Output every record word for word.

START Dataset records

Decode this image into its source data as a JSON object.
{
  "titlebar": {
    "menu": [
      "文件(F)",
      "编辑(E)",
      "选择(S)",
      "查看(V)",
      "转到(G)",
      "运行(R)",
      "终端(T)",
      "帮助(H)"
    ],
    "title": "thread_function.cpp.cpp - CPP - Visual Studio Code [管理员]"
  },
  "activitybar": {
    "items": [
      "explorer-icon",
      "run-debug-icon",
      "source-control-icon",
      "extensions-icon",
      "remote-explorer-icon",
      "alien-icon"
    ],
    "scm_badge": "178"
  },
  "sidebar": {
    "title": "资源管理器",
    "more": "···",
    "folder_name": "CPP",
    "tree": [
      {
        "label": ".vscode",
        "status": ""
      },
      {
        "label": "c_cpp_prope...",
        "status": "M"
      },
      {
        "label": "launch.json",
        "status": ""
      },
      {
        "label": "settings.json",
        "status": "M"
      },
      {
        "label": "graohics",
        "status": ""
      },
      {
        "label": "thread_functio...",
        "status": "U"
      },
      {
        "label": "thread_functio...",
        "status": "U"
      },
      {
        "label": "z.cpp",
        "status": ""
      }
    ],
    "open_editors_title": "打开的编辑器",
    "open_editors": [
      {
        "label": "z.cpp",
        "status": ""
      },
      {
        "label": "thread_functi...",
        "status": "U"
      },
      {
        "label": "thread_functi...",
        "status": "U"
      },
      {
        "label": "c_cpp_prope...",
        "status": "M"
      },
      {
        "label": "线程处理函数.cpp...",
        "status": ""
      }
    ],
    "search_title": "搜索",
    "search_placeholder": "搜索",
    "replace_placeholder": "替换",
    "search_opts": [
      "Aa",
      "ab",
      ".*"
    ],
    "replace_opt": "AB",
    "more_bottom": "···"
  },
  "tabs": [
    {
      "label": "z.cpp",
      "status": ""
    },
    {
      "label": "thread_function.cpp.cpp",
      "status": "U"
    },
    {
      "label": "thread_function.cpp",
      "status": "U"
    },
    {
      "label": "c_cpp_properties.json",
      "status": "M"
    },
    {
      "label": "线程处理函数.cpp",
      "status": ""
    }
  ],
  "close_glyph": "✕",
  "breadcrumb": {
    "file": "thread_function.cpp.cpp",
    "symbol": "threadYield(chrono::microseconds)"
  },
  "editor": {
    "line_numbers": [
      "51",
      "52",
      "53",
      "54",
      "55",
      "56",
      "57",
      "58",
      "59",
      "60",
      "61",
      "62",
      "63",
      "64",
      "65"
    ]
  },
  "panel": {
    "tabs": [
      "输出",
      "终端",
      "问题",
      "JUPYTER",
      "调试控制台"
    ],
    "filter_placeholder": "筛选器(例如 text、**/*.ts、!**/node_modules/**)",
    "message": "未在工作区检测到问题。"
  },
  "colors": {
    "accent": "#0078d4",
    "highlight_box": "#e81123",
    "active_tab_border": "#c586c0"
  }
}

END Dataset records

- Answer to this exercise
Decode this image into its source data as a JSON object.
{
  "titlebar": {
    "menu": [
      "文件(F)",
      "编辑(E)",
      "选择(S)",
      "查看(V)",
      "转到(G)",
      "运行(R)",
      "终端(T)",
      "帮助(H)"
    ],
    "title": "thread_function.cpp.cpp - CPP - Visual Studio Code [管理员]"
  },
  "activitybar": {
    "items": [
      "explorer-icon",
      "run-debug-icon",
      "source-control-icon",
      "extensions-icon",
      "remote-explorer-icon",
      "alien-icon"
    ],
    "scm_badge": "178"
  },
  "sidebar": {
    "title": "资源管理器",
    "more": "···",
    "folder_name": "CPP",
    "tree": [
      {
        "label": ".vscode",
        "status": ""
      },
      {
        "label": "c_cpp_prope...",
        "status": "M"
      },
      {
        "label": "launch.json",
        "status": ""
      },
      {
        "label": "settings.json",
        "status": "M"
      },
      {
        "label": "graohics",
        "status": ""
      },
      {
        "label": "thread_functio...",
        "status": "U"
      },
      {
        "label": "thread_functio...",
        "status": "U"
      },
      {
        "label": "z.cpp",
        "status": ""
      }
    ],
    "open_editors_title": "打开的编辑器",
    "open_editors": [
      {
        "label": "z.cpp",
        "status": ""
      },
      {
        "label": "thread_functi...",
        "status": "U"
      },
      {
        "label": "thread_functi...",
        "status": "U"
      },
      {
        "label": "c_cpp_prope...",
        "status": "M"
      },
      {
        "label": "线程处理函数.cpp...",
        "status": ""
      }
    ],
    "search_title": "搜索",
    "search_placeholder": "搜索",
    "replace_placeholder": "替换",
    "search_opts": [
      "Aa",
      "ab",
      ".*"
    ],
    "replace_opt": "AB",
    "more_bottom": "···"
  },
  "tabs": [
    {
      "label": "z.cpp",
      "status": ""
    },
    {
      "label": "thread_function.cpp.cpp",
      "status": "U"
    },
    {
      "label": "thread_function.cpp",
      "status": "U"
    },
    {
      "label": "c_cpp_properties.json",
      "status": "M"
    },
    {
      "label": "线程处理函数.cpp",
      "status": ""
    }
  ],
  "close_glyph": "✕",
  "breadcrumb": {
    "file": "thread_function.cpp.cpp",
    "symbol": "threadYield(chrono::microseconds)"
  },
  "editor": {
    "line_numbers": [
      "51",
      "52",
      "53",
      "54",
      "55",
      "56",
      "57",
      "58",
      "59",
      "60",
      "61",
      "62",
      "63",
      "64",
      "65"
    ]
  },
  "panel": {
    "tabs": [
      "输出",
      "终端",
      "问题",
      "JUPYTER",
      "调试控制台"
    ],
    "filter_placeholder": "筛选器(例如 text、**/*.ts、!**/node_modules/**)",
    "message": "未在工作区检测到问题。"
  },
  "colors": {
    "accent": "#0078d4",
    "highlight_box": "#e81123",
    "active_tab_border": "#c586c0"
  }
}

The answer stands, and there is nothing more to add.